** GIVEN PROBLEM **
List each line in which the string "value" appears.

----------------

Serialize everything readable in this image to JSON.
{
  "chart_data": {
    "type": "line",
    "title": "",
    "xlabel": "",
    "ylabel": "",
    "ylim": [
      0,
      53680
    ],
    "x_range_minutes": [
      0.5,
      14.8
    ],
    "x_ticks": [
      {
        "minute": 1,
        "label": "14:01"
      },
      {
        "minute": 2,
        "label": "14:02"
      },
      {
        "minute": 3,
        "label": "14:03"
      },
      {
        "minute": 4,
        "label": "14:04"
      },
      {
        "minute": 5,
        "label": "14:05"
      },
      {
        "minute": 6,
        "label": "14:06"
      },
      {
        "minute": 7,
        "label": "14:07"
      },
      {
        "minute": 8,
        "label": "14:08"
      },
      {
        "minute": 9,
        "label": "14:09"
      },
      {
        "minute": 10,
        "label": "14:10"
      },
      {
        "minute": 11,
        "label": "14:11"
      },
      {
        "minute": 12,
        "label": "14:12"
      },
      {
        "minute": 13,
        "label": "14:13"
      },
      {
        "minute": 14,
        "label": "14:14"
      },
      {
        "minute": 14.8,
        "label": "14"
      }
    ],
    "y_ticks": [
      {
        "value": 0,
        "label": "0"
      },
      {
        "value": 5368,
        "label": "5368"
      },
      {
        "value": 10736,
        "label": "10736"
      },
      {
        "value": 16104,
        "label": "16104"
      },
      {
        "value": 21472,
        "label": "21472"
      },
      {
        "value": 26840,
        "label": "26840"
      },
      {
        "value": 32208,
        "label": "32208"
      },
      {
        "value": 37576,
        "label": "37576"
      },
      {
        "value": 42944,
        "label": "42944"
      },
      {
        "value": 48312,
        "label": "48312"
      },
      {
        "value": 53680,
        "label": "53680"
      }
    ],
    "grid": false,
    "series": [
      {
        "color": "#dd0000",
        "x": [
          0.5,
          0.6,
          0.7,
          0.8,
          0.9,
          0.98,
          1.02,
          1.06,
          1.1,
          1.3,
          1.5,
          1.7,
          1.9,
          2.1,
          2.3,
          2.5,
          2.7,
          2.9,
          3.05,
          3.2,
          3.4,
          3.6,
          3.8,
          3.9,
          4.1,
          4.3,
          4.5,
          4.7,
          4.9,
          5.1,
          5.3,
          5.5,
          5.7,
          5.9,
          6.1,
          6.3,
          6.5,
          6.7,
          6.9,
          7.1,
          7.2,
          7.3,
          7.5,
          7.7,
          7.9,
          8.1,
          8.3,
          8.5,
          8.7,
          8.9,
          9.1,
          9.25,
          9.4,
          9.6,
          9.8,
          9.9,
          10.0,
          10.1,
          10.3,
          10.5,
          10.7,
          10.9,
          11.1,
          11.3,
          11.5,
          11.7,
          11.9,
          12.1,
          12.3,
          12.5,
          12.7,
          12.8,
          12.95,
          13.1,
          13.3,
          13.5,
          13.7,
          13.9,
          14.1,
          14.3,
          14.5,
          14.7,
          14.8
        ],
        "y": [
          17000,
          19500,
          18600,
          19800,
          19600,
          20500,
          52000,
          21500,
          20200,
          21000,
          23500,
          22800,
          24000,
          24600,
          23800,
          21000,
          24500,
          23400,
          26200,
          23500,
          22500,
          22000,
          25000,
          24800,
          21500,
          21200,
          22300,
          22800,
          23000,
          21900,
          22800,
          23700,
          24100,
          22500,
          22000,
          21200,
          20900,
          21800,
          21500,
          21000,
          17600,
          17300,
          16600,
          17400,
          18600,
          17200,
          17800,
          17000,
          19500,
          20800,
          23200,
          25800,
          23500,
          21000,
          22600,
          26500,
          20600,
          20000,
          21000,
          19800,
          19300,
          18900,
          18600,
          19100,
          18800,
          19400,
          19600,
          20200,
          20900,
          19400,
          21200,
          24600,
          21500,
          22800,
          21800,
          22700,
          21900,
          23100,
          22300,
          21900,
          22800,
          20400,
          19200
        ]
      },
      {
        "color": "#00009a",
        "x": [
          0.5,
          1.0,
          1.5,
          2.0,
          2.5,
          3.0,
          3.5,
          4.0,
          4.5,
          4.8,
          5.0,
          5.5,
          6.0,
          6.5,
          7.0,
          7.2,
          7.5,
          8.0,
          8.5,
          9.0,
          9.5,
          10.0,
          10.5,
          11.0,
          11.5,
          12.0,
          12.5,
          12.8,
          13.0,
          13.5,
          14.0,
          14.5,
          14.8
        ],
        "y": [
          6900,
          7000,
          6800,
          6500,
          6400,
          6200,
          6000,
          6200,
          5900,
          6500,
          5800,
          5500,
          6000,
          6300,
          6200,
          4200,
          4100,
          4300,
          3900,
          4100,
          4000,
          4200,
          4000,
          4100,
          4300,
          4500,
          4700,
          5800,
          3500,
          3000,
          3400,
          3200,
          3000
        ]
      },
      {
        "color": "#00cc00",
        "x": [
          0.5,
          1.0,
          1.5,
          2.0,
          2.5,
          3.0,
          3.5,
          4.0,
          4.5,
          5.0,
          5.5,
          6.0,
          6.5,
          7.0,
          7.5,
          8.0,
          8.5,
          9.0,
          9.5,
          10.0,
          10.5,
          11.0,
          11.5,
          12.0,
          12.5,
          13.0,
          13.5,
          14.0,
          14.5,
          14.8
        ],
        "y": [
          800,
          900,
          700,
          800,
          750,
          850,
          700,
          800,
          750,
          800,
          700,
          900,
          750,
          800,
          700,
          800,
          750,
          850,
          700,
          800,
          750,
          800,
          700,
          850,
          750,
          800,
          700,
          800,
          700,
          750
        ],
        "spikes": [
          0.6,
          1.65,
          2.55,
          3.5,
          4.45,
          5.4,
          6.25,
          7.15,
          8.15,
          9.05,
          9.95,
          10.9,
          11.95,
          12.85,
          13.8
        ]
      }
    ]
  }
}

----------------

** TASK ANSWER **
        "value": 0,
        "value": 5368,
        "value": 10736,
        "value": 16104,
        "value": 21472,
        "value": 26840,
        "value": 32208,
        "value": 37576,
        "value": 42944,
        "value": 48312,
        "value": 53680,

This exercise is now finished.